-- start --

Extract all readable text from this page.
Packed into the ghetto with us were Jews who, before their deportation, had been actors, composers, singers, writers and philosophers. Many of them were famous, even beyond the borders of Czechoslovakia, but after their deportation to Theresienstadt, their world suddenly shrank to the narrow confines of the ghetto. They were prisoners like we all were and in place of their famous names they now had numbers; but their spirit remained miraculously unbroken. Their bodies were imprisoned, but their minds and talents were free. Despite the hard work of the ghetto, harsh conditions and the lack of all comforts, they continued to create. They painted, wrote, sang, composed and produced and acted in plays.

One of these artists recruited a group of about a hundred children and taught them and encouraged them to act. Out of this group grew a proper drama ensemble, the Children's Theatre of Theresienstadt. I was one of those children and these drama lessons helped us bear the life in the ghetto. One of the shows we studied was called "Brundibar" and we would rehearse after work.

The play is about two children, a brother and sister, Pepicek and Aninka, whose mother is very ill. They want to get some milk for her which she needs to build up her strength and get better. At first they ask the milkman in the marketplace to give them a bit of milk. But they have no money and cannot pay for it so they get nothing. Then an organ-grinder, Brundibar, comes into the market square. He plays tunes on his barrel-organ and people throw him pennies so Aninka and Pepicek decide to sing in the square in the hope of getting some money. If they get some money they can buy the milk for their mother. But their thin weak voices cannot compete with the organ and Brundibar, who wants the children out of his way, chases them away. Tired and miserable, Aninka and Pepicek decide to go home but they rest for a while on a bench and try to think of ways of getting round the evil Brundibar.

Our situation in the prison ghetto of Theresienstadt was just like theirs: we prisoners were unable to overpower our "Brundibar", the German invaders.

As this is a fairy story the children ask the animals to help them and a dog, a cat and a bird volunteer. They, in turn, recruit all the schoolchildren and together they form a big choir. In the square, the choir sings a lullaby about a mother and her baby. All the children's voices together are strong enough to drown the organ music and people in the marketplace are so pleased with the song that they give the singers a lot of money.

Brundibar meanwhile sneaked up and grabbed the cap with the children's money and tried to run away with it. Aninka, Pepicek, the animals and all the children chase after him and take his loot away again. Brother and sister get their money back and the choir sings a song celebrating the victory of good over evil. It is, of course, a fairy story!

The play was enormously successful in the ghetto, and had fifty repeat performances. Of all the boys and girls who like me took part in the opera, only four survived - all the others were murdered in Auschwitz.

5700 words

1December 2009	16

-- end --

* _Exercise_: Extract all of the data exactly as written.

* _Exercise solution_:
Extract all readable text from this page.
Packed into the ghetto with us were Jews who, before their deportation, had been actors, composers, singers, writers and philosophers. Many of them were famous, even beyond the borders of Czechoslovakia, but after their deportation to Theresienstadt, their world suddenly shrank to the narrow confines of the ghetto. They were prisoners like we all were and in place of their famous names they now had numbers; but their spirit remained miraculously unbroken. Their bodies were imprisoned, but their minds and talents were free. Despite the hard work of the ghetto, harsh conditions and the lack of all comforts, they continued to create. They painted, wrote, sang, composed and produced and acted in plays.

One of these artists recruited a group of about a hundred children and taught them and encouraged them to act. Out of this group grew a proper drama ensemble, the Children's Theatre of Theresienstadt. I was one of those children and these drama lessons helped us bear the life in the ghetto. One of the shows we studied was called "Brundibar" and we would rehearse after work.

The play is about two children, a brother and sister, Pepicek and Aninka, whose mother is very ill. They want to get some milk for her which she needs to build up her strength and get better. At first they ask the milkman in the marketplace to give them a bit of milk. But they have no money and cannot pay for it so they get nothing. Then an organ-grinder, Brundibar, comes into the market square. He plays tunes on his barrel-organ and people throw him pennies so Aninka and Pepicek decide to sing in the square in the hope of getting some money. If they get some money they can buy the milk for their mother. But their thin weak voices cannot compete with the organ and Brundibar, who wants the children out of his way, chases them away. Tired and miserable, Aninka and Pepicek decide to go home but they rest for a while on a bench and try to think of ways of getting round the evil Brundibar.

Our situation in the prison ghetto of Theresienstadt was just like theirs: we prisoners were unable to overpower our "Brundibar", the German invaders.

As this is a fairy story the children ask the animals to help them and a dog, a cat and a bird volunteer. They, in turn, recruit all the schoolchildren and together they form a big choir. In the square, the choir sings a lullaby about a mother and her baby. All the children's voices together are strong enough to drown the organ music and people in the marketplace are so pleased with the song that they give the singers a lot of money.

Brundibar meanwhile sneaked up and grabbed the cap with the children's money and tried to run away with it. Aninka, Pepicek, the animals and all the children chase after him and take his loot away again. Brother and sister get their money back and the choir sings a song celebrating the victory of good over evil. It is, of course, a fairy story!

The play was enormously successful in the ghetto, and had fifty repeat performances. Of all the boys and girls who like me took part in the opera, only four survived - all the others were murdered in Auschwitz.

5700 words

1December 2009	16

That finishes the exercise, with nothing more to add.